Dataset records

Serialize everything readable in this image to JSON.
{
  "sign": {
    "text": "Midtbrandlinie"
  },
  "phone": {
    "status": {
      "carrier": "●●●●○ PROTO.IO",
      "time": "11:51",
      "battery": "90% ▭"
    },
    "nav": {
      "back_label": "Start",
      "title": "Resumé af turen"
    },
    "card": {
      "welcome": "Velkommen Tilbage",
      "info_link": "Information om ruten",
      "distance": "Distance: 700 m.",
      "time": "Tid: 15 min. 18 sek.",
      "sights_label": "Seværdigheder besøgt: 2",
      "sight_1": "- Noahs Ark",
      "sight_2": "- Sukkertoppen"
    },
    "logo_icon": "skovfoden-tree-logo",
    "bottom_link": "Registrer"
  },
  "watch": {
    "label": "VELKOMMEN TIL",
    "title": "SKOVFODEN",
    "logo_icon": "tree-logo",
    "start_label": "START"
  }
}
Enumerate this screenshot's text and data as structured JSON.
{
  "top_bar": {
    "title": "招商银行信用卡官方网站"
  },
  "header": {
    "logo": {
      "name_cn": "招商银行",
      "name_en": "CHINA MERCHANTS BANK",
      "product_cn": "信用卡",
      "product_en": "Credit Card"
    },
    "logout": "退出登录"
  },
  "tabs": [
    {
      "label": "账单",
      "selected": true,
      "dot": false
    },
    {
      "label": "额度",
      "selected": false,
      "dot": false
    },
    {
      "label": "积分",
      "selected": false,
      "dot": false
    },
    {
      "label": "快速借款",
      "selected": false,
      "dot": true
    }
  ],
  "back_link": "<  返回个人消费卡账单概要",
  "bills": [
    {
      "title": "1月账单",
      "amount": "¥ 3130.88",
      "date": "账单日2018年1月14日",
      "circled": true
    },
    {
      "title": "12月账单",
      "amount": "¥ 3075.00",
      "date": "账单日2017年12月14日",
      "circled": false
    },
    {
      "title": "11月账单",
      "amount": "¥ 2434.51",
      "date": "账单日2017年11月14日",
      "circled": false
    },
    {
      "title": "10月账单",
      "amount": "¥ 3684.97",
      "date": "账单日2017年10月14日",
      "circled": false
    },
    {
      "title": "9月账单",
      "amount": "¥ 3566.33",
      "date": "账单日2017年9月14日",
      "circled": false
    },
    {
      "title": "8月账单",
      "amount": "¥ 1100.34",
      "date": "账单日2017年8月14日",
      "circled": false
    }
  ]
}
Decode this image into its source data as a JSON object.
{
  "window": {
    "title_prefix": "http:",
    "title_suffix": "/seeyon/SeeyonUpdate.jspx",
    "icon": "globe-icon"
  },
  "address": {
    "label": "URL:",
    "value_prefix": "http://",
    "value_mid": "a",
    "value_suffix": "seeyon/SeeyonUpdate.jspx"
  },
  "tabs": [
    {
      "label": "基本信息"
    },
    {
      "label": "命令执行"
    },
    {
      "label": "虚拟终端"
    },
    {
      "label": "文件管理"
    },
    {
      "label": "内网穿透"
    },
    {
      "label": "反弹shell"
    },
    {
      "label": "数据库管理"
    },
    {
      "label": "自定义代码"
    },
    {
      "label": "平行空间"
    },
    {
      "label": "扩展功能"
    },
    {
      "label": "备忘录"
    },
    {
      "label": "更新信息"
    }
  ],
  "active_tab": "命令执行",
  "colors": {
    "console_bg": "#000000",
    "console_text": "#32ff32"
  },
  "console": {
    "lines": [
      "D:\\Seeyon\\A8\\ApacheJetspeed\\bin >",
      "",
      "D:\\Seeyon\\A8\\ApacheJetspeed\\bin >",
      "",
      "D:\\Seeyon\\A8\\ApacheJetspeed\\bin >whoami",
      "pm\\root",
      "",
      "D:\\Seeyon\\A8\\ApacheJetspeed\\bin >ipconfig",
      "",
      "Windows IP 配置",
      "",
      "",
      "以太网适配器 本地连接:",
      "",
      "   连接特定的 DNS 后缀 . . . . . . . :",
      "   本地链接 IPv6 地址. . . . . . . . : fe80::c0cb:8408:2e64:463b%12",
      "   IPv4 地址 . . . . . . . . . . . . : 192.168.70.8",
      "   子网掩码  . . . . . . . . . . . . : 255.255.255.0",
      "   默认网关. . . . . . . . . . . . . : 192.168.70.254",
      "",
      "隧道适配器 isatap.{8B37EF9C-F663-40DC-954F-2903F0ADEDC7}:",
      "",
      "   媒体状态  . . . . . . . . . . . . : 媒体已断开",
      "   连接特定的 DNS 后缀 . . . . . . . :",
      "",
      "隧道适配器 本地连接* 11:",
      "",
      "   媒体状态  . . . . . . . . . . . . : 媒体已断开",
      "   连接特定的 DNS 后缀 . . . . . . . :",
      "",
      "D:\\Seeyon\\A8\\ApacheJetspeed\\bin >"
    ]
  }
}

### Job
Repeat all the records. Match each line exactly.

### Final answer
Serialize everything readable in this image to JSON.
{
  "sign": {
    "text": "Midtbrandlinie"
  },
  "phone": {
    "status": {
      "carrier": "●●●●○ PROTO.IO",
      "time": "11:51",
      "battery": "90% ▭"
    },
    "nav": {
      "back_label": "Start",
      "title": "Resumé af turen"
    },
    "card": {
      "welcome": "Velkommen Tilbage",
      "info_link": "Information om ruten",
      "distance": "Distance: 700 m.",
      "time": "Tid: 15 min. 18 sek.",
      "sights_label": "Seværdigheder besøgt: 2",
      "sight_1": "- Noahs Ark",
      "sight_2": "- Sukkertoppen"
    },
    "logo_icon": "skovfoden-tree-logo",
    "bottom_link": "Registrer"
  },
  "watch": {
    "label": "VELKOMMEN TIL",
    "title": "SKOVFODEN",
    "logo_icon": "tree-logo",
    "start_label": "START"
  }
}
Enumerate this screenshot's text and data as structured JSON.
{
  "top_bar": {
    "title": "招商银行信用卡官方网站"
  },
  "header": {
    "logo": {
      "name_cn": "招商银行",
      "name_en": "CHINA MERCHANTS BANK",
      "product_cn": "信用卡",
      "product_en": "Credit Card"
    },
    "logout": "退出登录"
  },
  "tabs": [
    {
      "label": "账单",
      "selected": true,
      "dot": false
    },
    {
      "label": "额度",
      "selected": false,
      "dot": false
    },
    {
      "label": "积分",
      "selected": false,
      "dot": false
    },
    {
      "label": "快速借款",
      "selected": false,
      "dot": true
    }
  ],
  "back_link": "<  返回个人消费卡账单概要",
  "bills": [
    {
      "title": "1月账单",
      "amount": "¥ 3130.88",
      "date": "账单日2018年1月14日",
      "circled": true
    },
    {
      "title": "12月账单",
      "amount": "¥ 3075.00",
      "date": "账单日2017年12月14日",
      "circled": false
    },
    {
      "title": "11月账单",
      "amount": "¥ 2434.51",
      "date": "账单日2017年11月14日",
      "circled": false
    },
    {
      "title": "10月账单",
      "amount": "¥ 3684.97",
      "date": "账单日2017年10月14日",
      "circled": false
    },
    {
      "title": "9月账单",
      "amount": "¥ 3566.33",
      "date": "账单日2017年9月14日",
      "circled": false
    },
    {
      "title": "8月账单",
      "amount": "¥ 1100.34",
      "date": "账单日2017年8月14日",
      "circled": false
    }
  ]
}
Decode this image into its source data as a JSON object.
{
  "window": {
    "title_prefix": "http:",
    "title_suffix": "/seeyon/SeeyonUpdate.jspx",
    "icon": "globe-icon"
  },
  "address": {
    "label": "URL:",
    "value_prefix": "http://",
    "value_mid": "a",
    "value_suffix": "seeyon/SeeyonUpdate.jspx"
  },
  "tabs": [
    {
      "label": "基本信息"
    },
    {
      "label": "命令执行"
    },
    {
      "label": "虚拟终端"
    },
    {
      "label": "文件管理"
    },
    {
      "label": "内网穿透"
    },
    {
      "label": "反弹shell"
    },
    {
      "label": "数据库管理"
    },
    {
      "label": "自定义代码"
    },
    {
      "label": "平行空间"
    },
    {
      "label": "扩展功能"
    },
    {
      "label": "备忘录"
    },
    {
      "label": "更新信息"
    }
  ],
  "active_tab": "命令执行",
  "colors": {
    "console_bg": "#000000",
    "console_text": "#32ff32"
  },
  "console": {
    "lines": [
      "D:\\Seeyon\\A8\\ApacheJetspeed\\bin >",
      "",
      "D:\\Seeyon\\A8\\ApacheJetspeed\\bin >",
      "",
      "D:\\Seeyon\\A8\\ApacheJetspeed\\bin >whoami",
      "pm\\root",
      "",
      "D:\\Seeyon\\A8\\ApacheJetspeed\\bin >ipconfig",
      "",
      "Windows IP 配置",
      "",
      "",
      "以太网适配器 本地连接:",
      "",
      "   连接特定的 DNS 后缀 . . . . . . . :",
      "   本地链接 IPv6 地址. . . . . . . . : fe80::c0cb:8408:2e64:463b%12",
      "   IPv4 地址 . . . . . . . . . . . . : 192.168.70.8",
      "   子网掩码  . . . . . . . . . . . . : 255.255.255.0",
      "   默认网关. . . . . . . . . . . . . : 192.168.70.254",
      "",
      "隧道适配器 isatap.{8B37EF9C-F663-40DC-954F-2903F0ADEDC7}:",
      "",
      "   媒体状态  . . . . . . . . . . . . : 媒体已断开",
      "   连接特定的 DNS 后缀 . . . . . . . :",
      "",
      "隧道适配器 本地连接* 11:",
      "",
      "   媒体状态  . . . . . . . . . . . . : 媒体已断开",
      "   连接特定的 DNS 后缀 . . . . . . . :",
      "",
      "D:\\Seeyon\\A8\\ApacheJetspeed\\bin >"
    ]
  }
}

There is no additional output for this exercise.